DO THIS – Determine how many lines of the records include "hebdomadaires", and answer with the number alone.
++++
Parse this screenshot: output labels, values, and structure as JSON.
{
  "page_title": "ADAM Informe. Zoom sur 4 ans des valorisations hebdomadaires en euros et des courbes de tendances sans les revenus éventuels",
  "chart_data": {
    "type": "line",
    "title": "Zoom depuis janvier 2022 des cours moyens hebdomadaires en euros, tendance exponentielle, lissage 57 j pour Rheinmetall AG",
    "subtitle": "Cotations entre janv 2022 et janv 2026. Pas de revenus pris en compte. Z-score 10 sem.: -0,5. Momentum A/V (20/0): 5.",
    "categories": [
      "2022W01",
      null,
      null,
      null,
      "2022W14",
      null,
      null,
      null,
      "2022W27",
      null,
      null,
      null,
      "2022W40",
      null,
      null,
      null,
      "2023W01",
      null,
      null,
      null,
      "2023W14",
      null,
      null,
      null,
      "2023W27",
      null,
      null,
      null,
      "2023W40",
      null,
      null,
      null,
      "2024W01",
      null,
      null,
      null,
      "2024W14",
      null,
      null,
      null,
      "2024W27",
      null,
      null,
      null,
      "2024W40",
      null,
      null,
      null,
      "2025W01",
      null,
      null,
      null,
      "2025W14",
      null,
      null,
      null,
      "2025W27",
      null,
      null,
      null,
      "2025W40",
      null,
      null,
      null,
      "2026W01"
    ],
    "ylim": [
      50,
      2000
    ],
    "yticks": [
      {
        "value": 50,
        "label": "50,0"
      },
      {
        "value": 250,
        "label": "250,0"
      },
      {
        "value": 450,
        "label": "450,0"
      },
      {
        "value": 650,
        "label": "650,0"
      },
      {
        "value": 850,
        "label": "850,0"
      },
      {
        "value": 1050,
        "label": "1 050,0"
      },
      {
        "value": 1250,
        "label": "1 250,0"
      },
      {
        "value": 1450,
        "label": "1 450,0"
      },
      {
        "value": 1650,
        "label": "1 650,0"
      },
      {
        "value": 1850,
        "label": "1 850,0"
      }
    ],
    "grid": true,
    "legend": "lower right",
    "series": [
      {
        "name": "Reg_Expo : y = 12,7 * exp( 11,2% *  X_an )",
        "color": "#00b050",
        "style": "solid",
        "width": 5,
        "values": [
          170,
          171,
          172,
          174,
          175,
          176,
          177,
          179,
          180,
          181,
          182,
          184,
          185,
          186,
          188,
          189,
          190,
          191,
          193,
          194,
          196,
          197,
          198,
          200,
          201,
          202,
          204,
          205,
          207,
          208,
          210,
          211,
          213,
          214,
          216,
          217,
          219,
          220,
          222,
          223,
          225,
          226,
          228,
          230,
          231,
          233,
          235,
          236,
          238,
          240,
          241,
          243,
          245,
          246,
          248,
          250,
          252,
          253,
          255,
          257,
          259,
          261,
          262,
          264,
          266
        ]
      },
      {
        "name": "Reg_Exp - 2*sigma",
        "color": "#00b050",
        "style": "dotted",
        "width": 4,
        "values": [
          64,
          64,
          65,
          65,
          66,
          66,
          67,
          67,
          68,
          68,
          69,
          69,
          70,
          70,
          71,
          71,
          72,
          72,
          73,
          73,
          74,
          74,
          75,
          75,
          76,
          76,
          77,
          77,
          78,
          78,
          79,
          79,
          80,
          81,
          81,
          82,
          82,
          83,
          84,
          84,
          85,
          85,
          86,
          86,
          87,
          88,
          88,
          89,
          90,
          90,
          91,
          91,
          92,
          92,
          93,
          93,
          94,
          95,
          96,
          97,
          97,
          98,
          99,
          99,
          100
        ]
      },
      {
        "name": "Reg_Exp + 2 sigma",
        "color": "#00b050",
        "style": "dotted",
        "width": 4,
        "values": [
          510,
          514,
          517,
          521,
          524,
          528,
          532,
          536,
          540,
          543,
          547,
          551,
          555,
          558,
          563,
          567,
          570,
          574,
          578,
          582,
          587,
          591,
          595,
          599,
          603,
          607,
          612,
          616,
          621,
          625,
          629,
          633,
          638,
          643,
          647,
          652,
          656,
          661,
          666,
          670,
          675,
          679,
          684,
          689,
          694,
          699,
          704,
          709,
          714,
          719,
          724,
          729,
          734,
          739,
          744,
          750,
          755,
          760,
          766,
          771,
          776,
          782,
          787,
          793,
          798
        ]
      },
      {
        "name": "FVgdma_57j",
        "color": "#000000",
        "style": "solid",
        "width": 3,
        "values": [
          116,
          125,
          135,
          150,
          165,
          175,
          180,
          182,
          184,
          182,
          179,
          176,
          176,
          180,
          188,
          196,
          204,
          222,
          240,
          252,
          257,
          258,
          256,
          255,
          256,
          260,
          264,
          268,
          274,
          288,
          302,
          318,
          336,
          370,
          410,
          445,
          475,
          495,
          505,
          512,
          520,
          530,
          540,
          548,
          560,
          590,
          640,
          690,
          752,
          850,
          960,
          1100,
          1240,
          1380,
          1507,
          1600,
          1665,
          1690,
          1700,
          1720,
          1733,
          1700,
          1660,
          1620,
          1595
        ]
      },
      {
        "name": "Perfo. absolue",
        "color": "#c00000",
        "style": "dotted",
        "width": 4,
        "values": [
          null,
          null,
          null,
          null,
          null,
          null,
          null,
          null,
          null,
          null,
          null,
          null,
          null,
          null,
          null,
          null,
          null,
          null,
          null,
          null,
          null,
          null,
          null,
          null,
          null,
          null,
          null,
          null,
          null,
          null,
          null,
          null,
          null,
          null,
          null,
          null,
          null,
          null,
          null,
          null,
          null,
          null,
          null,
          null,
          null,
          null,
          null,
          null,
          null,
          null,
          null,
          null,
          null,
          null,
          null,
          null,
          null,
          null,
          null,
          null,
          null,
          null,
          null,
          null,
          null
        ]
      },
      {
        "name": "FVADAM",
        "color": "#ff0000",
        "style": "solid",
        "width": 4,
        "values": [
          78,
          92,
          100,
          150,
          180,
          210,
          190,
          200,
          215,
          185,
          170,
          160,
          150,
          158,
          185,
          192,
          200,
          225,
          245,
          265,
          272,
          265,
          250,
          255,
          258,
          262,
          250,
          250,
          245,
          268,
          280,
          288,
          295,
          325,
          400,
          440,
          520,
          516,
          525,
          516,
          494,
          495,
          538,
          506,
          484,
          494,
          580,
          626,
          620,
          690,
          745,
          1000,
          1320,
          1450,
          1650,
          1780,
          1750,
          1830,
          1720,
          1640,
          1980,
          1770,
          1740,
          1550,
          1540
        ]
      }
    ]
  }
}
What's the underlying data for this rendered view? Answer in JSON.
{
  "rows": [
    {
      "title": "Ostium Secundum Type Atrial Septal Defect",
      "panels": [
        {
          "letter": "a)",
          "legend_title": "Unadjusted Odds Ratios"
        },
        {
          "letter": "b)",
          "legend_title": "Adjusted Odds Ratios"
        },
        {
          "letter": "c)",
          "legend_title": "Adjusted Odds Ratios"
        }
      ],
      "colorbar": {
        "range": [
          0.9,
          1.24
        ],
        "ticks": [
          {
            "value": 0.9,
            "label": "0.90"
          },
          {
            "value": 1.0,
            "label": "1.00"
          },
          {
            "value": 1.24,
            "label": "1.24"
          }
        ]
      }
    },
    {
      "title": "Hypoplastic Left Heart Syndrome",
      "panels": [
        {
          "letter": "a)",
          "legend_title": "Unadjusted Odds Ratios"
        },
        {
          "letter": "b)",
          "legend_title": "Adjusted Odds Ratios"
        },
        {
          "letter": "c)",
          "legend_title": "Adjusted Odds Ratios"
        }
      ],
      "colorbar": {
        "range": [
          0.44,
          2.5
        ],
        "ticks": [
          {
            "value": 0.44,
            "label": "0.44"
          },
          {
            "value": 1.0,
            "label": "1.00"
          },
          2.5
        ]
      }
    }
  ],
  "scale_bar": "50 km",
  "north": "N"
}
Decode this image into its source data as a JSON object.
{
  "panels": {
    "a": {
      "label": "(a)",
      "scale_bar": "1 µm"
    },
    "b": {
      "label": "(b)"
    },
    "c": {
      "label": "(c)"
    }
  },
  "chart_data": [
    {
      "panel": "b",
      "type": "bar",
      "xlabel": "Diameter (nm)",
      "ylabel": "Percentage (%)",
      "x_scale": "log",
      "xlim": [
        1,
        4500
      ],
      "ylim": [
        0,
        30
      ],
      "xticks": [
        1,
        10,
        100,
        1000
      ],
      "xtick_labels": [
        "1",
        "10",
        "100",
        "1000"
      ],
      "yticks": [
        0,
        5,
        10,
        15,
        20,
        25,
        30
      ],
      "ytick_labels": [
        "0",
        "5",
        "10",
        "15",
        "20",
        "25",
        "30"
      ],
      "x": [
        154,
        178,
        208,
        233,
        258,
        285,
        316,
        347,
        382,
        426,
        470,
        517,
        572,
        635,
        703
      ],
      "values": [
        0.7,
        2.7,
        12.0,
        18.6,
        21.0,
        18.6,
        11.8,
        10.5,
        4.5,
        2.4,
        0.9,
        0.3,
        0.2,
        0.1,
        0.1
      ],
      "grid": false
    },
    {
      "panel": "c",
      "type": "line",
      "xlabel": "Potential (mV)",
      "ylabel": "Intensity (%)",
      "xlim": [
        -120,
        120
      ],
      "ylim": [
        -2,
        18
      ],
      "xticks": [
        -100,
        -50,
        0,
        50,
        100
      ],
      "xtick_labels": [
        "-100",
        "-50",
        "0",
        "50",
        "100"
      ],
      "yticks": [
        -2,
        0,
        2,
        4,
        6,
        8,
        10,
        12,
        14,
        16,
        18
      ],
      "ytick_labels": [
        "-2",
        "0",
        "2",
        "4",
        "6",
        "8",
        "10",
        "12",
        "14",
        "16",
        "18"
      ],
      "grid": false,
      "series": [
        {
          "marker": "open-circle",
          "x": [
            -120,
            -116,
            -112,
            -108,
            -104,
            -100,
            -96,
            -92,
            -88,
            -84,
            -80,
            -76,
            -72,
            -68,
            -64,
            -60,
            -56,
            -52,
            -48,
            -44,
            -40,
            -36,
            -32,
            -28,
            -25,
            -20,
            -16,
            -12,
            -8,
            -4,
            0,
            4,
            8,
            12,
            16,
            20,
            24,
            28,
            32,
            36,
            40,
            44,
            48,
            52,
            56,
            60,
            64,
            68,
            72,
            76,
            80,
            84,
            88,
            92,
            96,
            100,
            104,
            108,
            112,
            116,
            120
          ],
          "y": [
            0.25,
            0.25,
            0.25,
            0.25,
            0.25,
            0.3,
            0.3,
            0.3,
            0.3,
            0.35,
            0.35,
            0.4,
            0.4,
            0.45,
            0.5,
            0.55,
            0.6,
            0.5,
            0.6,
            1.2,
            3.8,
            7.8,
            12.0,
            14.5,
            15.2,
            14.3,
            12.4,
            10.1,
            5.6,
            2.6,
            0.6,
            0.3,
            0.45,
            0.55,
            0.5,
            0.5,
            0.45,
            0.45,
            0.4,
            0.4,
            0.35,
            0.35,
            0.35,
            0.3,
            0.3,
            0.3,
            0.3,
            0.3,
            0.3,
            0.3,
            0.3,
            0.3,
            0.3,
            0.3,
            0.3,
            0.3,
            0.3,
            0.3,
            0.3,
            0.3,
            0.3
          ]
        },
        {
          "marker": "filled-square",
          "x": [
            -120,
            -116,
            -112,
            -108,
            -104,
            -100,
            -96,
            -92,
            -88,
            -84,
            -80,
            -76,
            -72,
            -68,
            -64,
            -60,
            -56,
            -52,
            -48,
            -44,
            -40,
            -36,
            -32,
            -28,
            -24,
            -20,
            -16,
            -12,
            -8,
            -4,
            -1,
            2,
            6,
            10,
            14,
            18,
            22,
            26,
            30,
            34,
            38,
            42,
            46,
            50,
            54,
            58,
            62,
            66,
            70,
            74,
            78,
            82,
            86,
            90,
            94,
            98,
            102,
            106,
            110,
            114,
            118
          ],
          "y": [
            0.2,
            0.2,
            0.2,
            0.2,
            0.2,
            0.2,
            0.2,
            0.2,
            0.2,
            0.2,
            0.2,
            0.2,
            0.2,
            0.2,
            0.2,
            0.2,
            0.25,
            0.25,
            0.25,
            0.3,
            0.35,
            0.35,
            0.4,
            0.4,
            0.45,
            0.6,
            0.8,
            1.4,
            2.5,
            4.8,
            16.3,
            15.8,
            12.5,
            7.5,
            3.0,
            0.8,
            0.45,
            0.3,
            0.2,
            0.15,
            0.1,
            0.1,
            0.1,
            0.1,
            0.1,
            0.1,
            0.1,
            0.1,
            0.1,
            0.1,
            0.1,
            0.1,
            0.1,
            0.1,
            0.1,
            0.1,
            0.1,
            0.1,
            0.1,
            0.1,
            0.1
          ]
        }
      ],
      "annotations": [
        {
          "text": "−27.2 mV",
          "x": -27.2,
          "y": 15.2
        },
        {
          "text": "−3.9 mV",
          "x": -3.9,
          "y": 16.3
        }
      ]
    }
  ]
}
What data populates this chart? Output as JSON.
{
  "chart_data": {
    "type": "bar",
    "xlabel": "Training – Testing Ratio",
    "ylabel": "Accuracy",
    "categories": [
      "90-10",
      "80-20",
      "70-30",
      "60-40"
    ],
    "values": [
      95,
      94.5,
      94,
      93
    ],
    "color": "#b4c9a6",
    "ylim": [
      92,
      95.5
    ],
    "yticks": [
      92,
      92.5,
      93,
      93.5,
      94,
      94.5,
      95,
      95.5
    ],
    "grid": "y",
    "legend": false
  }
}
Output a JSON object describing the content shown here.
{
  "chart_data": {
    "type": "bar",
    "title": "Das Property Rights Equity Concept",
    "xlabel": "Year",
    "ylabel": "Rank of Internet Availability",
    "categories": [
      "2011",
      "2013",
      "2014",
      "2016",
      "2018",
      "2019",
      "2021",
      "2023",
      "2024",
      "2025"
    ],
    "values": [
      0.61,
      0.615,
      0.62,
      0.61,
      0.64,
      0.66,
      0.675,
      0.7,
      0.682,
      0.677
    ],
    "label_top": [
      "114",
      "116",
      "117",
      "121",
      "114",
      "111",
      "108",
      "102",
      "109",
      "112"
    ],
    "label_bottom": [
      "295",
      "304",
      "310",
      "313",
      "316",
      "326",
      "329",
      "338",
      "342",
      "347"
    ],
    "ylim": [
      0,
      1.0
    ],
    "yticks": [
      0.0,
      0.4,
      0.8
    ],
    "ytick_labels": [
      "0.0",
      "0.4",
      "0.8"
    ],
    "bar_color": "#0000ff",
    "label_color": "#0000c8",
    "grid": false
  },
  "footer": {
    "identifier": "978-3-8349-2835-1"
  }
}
++++
TASK OUTPUT – 2